-- WHAT YOU ARE ASKED TO DO --
Each line below is to be written out in full, exactly as shown.

-- INPUT MATERIAL --
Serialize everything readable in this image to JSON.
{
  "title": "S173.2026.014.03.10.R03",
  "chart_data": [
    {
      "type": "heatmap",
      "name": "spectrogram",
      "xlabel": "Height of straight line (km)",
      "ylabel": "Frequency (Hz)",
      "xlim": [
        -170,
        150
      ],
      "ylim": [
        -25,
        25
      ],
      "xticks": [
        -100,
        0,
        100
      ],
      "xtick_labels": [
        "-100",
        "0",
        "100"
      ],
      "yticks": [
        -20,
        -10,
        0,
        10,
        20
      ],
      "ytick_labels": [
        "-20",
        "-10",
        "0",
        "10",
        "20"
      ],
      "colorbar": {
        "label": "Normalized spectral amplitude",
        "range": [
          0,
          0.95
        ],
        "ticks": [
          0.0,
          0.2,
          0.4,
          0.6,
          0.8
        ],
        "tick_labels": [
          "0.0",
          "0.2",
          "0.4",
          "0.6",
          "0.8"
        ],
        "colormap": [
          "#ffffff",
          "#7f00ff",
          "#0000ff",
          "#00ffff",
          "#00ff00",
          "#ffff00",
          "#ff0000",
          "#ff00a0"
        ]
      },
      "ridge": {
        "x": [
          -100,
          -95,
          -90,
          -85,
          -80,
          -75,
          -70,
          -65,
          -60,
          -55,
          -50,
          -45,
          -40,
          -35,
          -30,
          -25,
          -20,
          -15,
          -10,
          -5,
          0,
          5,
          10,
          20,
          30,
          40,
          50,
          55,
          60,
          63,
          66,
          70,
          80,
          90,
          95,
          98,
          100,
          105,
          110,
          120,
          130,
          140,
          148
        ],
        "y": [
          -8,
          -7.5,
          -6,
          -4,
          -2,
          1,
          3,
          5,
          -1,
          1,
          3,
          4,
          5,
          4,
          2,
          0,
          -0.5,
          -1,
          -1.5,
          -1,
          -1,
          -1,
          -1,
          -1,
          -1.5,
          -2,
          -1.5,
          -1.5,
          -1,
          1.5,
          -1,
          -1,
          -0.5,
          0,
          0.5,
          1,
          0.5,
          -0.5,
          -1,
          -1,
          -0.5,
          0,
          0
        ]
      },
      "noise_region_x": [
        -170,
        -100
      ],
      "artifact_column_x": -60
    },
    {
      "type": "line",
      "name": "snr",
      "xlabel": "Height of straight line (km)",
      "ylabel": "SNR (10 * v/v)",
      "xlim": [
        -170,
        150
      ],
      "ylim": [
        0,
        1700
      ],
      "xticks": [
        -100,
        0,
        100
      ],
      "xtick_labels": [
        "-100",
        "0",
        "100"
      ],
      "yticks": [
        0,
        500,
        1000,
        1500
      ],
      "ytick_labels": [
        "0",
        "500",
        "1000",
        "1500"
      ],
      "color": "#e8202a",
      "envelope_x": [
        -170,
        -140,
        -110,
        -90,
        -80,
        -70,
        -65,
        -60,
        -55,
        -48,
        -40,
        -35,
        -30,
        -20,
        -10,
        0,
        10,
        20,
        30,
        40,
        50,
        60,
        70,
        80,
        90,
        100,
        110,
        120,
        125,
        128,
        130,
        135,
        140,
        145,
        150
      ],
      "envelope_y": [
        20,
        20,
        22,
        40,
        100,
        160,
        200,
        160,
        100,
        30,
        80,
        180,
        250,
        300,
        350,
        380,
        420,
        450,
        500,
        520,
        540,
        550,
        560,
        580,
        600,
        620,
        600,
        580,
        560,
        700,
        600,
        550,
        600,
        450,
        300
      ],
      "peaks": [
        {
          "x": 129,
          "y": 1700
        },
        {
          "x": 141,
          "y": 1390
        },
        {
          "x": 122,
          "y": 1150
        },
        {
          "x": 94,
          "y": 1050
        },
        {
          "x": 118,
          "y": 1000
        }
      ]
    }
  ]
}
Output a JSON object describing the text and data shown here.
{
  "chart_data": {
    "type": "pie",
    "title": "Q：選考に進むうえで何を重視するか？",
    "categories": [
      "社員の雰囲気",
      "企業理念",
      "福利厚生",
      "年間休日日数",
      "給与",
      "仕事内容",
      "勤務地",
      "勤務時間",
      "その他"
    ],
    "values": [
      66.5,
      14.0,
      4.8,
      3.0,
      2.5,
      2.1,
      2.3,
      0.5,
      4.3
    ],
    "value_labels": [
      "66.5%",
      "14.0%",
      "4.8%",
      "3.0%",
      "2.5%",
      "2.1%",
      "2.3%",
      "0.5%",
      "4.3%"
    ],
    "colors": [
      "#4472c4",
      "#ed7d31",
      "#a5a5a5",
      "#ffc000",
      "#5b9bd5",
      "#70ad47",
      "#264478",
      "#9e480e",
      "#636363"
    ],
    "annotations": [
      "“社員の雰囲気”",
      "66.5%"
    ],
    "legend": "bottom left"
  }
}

-- EXERCISE SOLUTION --
Serialize everything readable in this image to JSON.
{
  "title": "S173.2026.014.03.10.R03",
  "chart_data": [
    {
      "type": "heatmap",
      "name": "spectrogram",
      "xlabel": "Height of straight line (km)",
      "ylabel": "Frequency (Hz)",
      "xlim": [
        -170,
        150
      ],
      "ylim": [
        -25,
        25
      ],
      "xticks": [
        -100,
        0,
        100
      ],
      "xtick_labels": [
        "-100",
        "0",
        "100"
      ],
      "yticks": [
        -20,
        -10,
        0,
        10,
        20
      ],
      "ytick_labels": [
        "-20",
        "-10",
        "0",
        "10",
        "20"
      ],
      "colorbar": {
        "label": "Normalized spectral amplitude",
        "range": [
          0,
          0.95
        ],
        "ticks": [
          0.0,
          0.2,
          0.4,
          0.6,
          0.8
        ],
        "tick_labels": [
          "0.0",
          "0.2",
          "0.4",
          "0.6",
          "0.8"
        ],
        "colormap": [
          "#ffffff",
          "#7f00ff",
          "#0000ff",
          "#00ffff",
          "#00ff00",
          "#ffff00",
          "#ff0000",
          "#ff00a0"
        ]
      },
      "ridge": {
        "x": [
          -100,
          -95,
          -90,
          -85,
          -80,
          -75,
          -70,
          -65,
          -60,
          -55,
          -50,
          -45,
          -40,
          -35,
          -30,
          -25,
          -20,
          -15,
          -10,
          -5,
          0,
          5,
          10,
          20,
          30,
          40,
          50,
          55,
          60,
          63,
          66,
          70,
          80,
          90,
          95,
          98,
          100,
          105,
          110,
          120,
          130,
          140,
          148
        ],
        "y": [
          -8,
          -7.5,
          -6,
          -4,
          -2,
          1,
          3,
          5,
          -1,
          1,
          3,
          4,
          5,
          4,
          2,
          0,
          -0.5,
          -1,
          -1.5,
          -1,
          -1,
          -1,
          -1,
          -1,
          -1.5,
          -2,
          -1.5,
          -1.5,
          -1,
          1.5,
          -1,
          -1,
          -0.5,
          0,
          0.5,
          1,
          0.5,
          -0.5,
          -1,
          -1,
          -0.5,
          0,
          0
        ]
      },
      "noise_region_x": [
        -170,
        -100
      ],
      "artifact_column_x": -60
    },
    {
      "type": "line",
      "name": "snr",
      "xlabel": "Height of straight line (km)",
      "ylabel": "SNR (10 * v/v)",
      "xlim": [
        -170,
        150
      ],
      "ylim": [
        0,
        1700
      ],
      "xticks": [
        -100,
        0,
        100
      ],
      "xtick_labels": [
        "-100",
        "0",
        "100"
      ],
      "yticks": [
        0,
        500,
        1000,
        1500
      ],
      "ytick_labels": [
        "0",
        "500",
        "1000",
        "1500"
      ],
      "color": "#e8202a",
      "envelope_x": [
        -170,
        -140,
        -110,
        -90,
        -80,
        -70,
        -65,
        -60,
        -55,
        -48,
        -40,
        -35,
        -30,
        -20,
        -10,
        0,
        10,
        20,
        30,
        40,
        50,
        60,
        70,
        80,
        90,
        100,
        110,
        120,
        125,
        128,
        130,
        135,
        140,
        145,
        150
      ],
      "envelope_y": [
        20,
        20,
        22,
        40,
        100,
        160,
        200,
        160,
        100,
        30,
        80,
        180,
        250,
        300,
        350,
        380,
        420,
        450,
        500,
        520,
        540,
        550,
        560,
        580,
        600,
        620,
        600,
        580,
        560,
        700,
        600,
        550,
        600,
        450,
        300
      ],
      "peaks": [
        {
          "x": 129,
          "y": 1700
        },
        {
          "x": 141,
          "y": 1390
        },
        {
          "x": 122,
          "y": 1150
        },
        {
          "x": 94,
          "y": 1050
        },
        {
          "x": 118,
          "y": 1000
        }
      ]
    }
  ]
}
Output a JSON object describing the text and data shown here.
{
  "chart_data": {
    "type": "pie",
    "title": "Q：選考に進むうえで何を重視するか？",
    "categories": [
      "社員の雰囲気",
      "企業理念",
      "福利厚生",
      "年間休日日数",
      "給与",
      "仕事内容",
      "勤務地",
      "勤務時間",
      "その他"
    ],
    "values": [
      66.5,
      14.0,
      4.8,
      3.0,
      2.5,
      2.1,
      2.3,
      0.5,
      4.3
    ],
    "value_labels": [
      "66.5%",
      "14.0%",
      "4.8%",
      "3.0%",
      "2.5%",
      "2.1%",
      "2.3%",
      "0.5%",
      "4.3%"
    ],
    "colors": [
      "#4472c4",
      "#ed7d31",
      "#a5a5a5",
      "#ffc000",
      "#5b9bd5",
      "#70ad47",
      "#264478",
      "#9e480e",
      "#636363"
    ],
    "annotations": [
      "“社員の雰囲気”",
      "66.5%"
    ],
    "legend": "bottom left"
  }
}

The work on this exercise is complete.